→ Prompt:
Scan the lines below for the string "детей" and copy every one that has it.

═════ Available records

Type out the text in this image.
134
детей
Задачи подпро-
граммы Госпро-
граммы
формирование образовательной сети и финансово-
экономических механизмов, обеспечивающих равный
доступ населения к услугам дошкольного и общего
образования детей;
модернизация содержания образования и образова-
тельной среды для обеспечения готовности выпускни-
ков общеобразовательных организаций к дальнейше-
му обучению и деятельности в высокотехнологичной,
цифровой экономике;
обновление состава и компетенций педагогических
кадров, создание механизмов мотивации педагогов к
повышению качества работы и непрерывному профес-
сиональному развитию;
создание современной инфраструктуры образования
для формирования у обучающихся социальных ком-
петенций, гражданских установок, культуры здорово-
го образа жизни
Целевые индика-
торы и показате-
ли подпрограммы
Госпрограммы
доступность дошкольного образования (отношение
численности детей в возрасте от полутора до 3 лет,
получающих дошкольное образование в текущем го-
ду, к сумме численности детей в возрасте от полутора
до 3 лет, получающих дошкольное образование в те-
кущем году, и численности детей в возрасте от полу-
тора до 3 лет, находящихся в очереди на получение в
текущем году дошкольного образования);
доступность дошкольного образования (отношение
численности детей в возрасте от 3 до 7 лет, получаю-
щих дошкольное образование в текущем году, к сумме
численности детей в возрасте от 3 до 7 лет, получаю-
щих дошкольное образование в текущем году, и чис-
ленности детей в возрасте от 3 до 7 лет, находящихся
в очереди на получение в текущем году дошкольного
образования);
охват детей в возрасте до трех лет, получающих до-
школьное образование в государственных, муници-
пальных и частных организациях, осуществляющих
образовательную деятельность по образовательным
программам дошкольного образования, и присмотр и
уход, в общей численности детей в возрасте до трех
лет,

══════════
═════ Available records

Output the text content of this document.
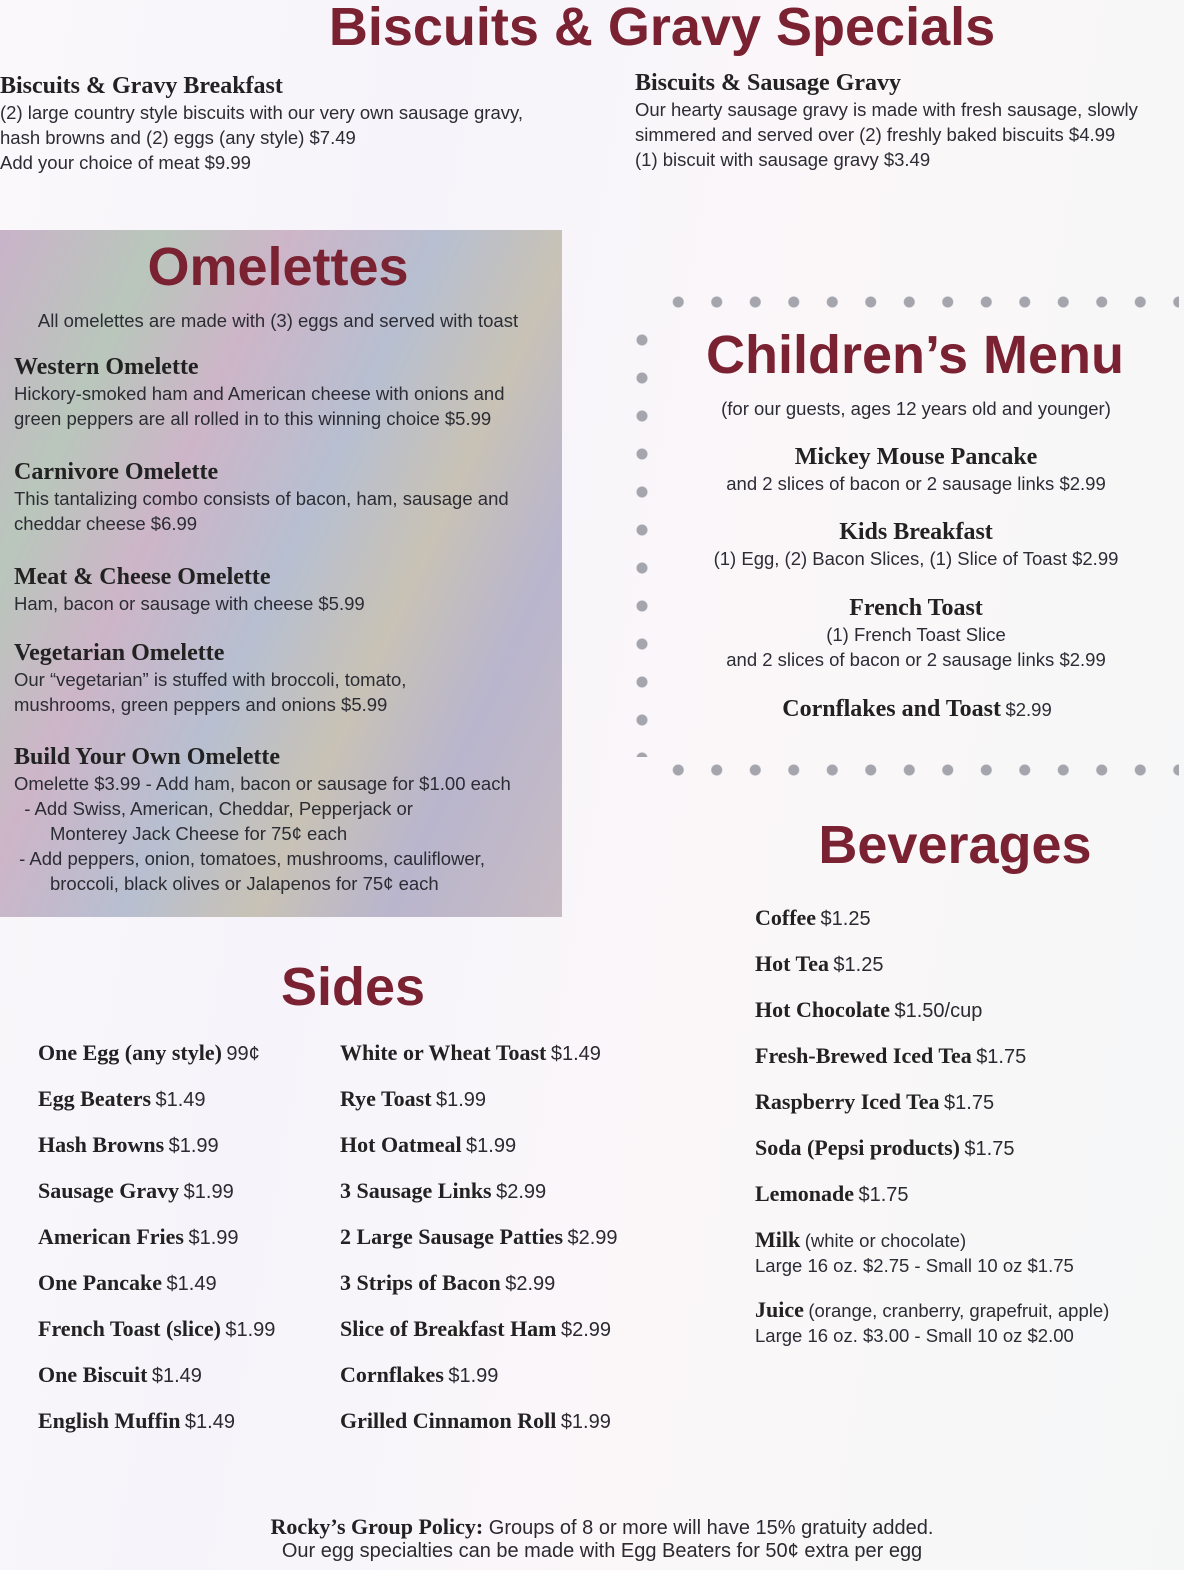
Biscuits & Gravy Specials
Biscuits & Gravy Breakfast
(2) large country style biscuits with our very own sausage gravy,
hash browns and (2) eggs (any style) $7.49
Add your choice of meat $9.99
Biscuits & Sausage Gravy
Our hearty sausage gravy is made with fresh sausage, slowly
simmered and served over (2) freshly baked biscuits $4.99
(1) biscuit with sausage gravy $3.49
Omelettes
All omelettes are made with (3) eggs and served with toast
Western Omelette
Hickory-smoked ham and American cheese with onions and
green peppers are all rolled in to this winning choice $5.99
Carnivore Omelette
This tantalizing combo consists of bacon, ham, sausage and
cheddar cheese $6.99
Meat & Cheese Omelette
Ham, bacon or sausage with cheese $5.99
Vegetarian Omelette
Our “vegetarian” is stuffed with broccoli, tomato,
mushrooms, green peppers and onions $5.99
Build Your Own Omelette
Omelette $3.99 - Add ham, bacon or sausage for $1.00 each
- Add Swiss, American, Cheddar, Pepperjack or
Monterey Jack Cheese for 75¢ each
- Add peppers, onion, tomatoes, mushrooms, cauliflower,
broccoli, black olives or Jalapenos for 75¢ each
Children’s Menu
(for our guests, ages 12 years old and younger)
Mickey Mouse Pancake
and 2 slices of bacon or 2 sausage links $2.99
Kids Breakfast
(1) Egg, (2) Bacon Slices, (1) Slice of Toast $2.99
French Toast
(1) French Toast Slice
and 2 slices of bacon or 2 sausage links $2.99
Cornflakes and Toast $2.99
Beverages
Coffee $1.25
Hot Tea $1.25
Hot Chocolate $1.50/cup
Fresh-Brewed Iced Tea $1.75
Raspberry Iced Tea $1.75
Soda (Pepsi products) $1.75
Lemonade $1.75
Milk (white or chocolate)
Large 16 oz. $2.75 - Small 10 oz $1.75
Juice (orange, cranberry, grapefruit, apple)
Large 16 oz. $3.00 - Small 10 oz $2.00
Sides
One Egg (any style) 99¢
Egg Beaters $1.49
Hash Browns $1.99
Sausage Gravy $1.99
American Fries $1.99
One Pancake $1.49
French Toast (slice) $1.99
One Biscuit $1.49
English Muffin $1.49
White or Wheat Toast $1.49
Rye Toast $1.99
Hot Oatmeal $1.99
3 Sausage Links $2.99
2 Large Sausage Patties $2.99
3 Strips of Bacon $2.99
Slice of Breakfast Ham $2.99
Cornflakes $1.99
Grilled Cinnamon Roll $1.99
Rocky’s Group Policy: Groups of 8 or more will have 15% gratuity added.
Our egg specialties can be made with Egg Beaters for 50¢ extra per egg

══════════
═════ Available records

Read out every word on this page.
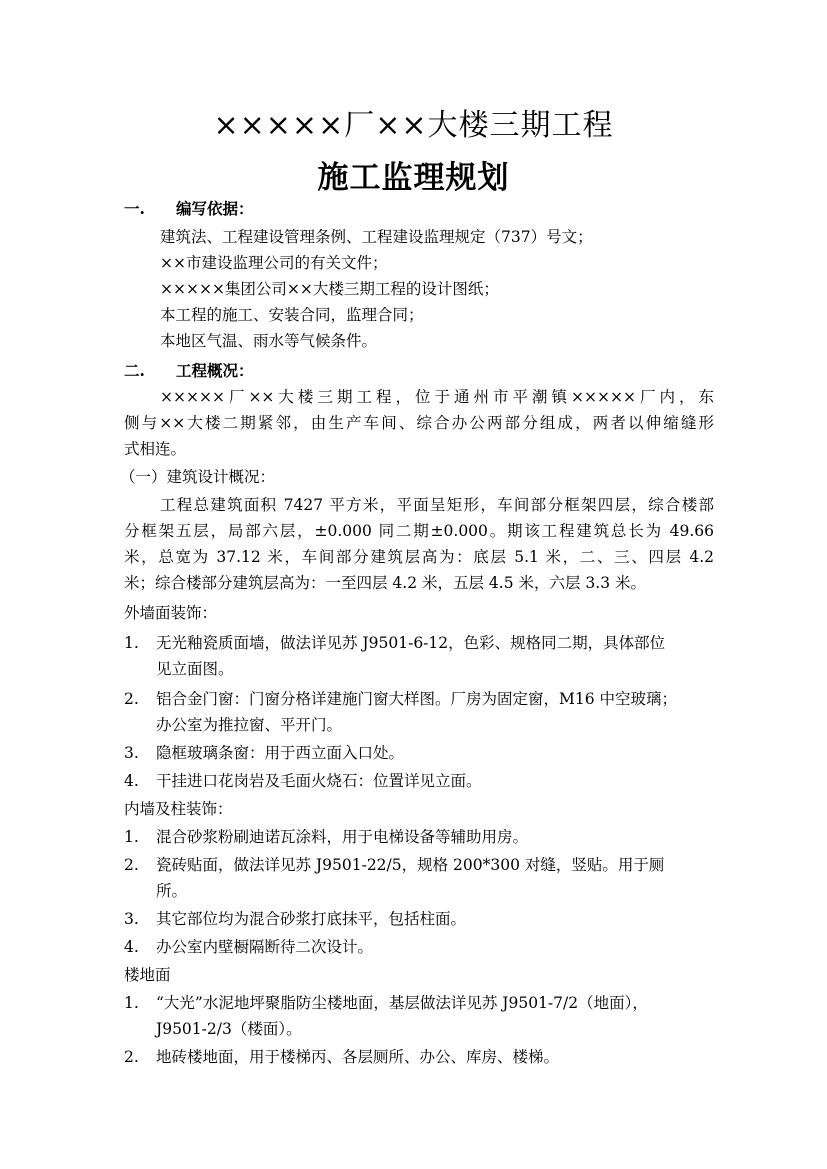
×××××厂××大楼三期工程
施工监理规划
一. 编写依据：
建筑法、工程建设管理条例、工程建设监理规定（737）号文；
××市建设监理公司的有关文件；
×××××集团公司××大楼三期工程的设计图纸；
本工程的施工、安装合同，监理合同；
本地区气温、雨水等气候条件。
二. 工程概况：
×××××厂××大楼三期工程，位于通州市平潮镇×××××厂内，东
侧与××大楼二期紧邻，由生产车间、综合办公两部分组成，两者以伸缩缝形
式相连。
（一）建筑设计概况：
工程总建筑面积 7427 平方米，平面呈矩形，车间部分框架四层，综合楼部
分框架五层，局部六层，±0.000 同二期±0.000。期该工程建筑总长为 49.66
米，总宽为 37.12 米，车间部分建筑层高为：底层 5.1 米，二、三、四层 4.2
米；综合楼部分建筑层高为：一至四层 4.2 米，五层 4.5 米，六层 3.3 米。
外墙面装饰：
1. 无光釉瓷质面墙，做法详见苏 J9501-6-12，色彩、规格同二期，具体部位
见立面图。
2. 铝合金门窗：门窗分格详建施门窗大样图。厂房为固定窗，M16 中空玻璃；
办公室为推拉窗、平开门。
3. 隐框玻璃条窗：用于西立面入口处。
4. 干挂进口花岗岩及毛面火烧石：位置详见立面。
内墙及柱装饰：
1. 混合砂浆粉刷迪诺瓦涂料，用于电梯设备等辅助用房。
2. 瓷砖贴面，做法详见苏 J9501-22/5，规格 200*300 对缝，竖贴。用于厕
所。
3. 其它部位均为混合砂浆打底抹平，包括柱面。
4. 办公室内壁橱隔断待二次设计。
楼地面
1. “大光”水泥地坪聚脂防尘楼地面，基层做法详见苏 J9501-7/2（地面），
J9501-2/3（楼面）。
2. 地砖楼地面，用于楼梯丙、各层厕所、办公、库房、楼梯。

══════════

→ The solution:
детей
образования детей;
численности детей в возрасте от полутора до 3 лет,
ду, к сумме численности детей в возрасте от полутора
кущем году, и численности детей в возрасте от полу-
численности детей в возрасте от 3 до 7 лет, получаю-
численности детей в возрасте от 3 до 7 лет, получаю-
ленности детей в возрасте от 3 до 7 лет, находящихся
охват детей в возрасте до трех лет, получающих до-
уход, в общей численности детей в возрасте до трех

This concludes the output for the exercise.